___ DATA PROVIDED
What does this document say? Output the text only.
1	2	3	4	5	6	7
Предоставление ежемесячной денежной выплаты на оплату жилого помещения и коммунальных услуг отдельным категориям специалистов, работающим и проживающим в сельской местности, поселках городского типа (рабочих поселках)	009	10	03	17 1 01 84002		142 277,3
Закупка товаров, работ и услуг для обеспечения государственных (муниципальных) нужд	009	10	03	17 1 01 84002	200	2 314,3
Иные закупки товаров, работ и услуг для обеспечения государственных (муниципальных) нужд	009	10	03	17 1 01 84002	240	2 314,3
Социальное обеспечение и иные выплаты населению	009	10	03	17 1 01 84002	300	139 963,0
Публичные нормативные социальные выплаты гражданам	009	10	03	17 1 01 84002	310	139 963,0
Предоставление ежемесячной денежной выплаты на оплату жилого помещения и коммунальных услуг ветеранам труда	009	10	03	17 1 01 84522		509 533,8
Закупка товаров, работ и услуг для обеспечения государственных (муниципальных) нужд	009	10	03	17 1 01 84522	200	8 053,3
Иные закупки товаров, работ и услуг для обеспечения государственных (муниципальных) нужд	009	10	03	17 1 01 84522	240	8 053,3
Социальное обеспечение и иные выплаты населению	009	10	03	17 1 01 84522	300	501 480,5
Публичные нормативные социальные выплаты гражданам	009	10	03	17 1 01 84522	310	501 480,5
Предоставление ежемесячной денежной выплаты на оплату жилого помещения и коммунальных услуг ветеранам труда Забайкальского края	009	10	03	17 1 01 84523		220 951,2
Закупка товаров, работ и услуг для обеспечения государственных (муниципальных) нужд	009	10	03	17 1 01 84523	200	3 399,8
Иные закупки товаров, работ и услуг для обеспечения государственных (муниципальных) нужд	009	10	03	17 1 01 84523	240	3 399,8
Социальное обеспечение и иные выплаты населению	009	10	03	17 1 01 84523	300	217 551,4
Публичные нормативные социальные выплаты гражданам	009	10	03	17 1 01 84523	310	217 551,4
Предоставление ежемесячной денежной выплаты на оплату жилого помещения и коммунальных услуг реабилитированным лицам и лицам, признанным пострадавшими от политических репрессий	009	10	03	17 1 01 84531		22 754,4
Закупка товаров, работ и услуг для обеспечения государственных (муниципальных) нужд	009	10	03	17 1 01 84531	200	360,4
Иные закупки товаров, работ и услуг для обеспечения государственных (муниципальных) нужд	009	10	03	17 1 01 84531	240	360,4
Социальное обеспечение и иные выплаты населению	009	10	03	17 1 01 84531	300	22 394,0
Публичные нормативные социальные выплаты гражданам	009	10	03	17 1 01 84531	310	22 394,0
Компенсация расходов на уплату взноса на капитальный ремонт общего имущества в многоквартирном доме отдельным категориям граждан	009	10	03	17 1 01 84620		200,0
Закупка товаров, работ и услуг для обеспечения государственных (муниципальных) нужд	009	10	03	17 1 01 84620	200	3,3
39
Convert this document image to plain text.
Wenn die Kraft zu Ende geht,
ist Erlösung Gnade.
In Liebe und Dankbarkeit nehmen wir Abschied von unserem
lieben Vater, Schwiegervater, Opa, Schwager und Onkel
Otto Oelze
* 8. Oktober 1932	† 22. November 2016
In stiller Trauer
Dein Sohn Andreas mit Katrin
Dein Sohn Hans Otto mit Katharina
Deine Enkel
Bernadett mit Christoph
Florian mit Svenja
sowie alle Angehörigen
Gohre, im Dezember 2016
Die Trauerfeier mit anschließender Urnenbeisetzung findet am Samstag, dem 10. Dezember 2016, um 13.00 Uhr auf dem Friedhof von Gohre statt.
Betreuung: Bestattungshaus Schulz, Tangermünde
______
For each line above that contains the word "Dezember", copy that line.

Gohre, im Dezember 2016
Die Trauerfeier mit anschließender Urnenbeisetzung findet am Samstag, dem 10. Dezember 2016, um 13.00 Uhr auf dem Friedhof von Gohre statt.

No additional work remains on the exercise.